### Stored data

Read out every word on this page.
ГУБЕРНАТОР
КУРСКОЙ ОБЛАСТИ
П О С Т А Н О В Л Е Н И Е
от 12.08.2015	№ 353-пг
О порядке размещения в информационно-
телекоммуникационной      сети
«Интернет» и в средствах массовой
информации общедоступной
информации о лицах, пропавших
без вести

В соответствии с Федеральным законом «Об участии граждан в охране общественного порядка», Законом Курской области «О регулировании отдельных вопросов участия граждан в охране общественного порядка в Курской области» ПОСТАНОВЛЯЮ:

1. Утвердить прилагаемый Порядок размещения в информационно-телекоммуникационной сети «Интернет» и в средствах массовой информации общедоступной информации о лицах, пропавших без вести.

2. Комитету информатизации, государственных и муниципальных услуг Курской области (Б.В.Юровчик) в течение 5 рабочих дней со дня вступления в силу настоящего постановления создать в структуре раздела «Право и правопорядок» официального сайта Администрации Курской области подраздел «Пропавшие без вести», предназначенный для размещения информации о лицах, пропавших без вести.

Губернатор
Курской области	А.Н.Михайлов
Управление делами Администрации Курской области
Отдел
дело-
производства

######

**What this task involves:** All the data must be duplicated exactly, with nothing added or removed.

**Finished answer:**
Read out every word on this page.
ГУБЕРНАТОР
КУРСКОЙ ОБЛАСТИ
П О С Т А Н О В Л Е Н И Е
от 12.08.2015	№ 353-пг
О порядке размещения в информационно-
телекоммуникационной      сети
«Интернет» и в средствах массовой
информации общедоступной
информации о лицах, пропавших
без вести

В соответствии с Федеральным законом «Об участии граждан в охране общественного порядка», Законом Курской области «О регулировании отдельных вопросов участия граждан в охране общественного порядка в Курской области» ПОСТАНОВЛЯЮ:

1. Утвердить прилагаемый Порядок размещения в информационно-телекоммуникационной сети «Интернет» и в средствах массовой информации общедоступной информации о лицах, пропавших без вести.

2. Комитету информатизации, государственных и муниципальных услуг Курской области (Б.В.Юровчик) в течение 5 рабочих дней со дня вступления в силу настоящего постановления создать в структуре раздела «Право и правопорядок» официального сайта Администрации Курской области подраздел «Пропавшие без вести», предназначенный для размещения информации о лицах, пропавших без вести.

Губернатор
Курской области	А.Н.Михайлов
Управление делами Администрации Курской области
Отдел
дело-
производства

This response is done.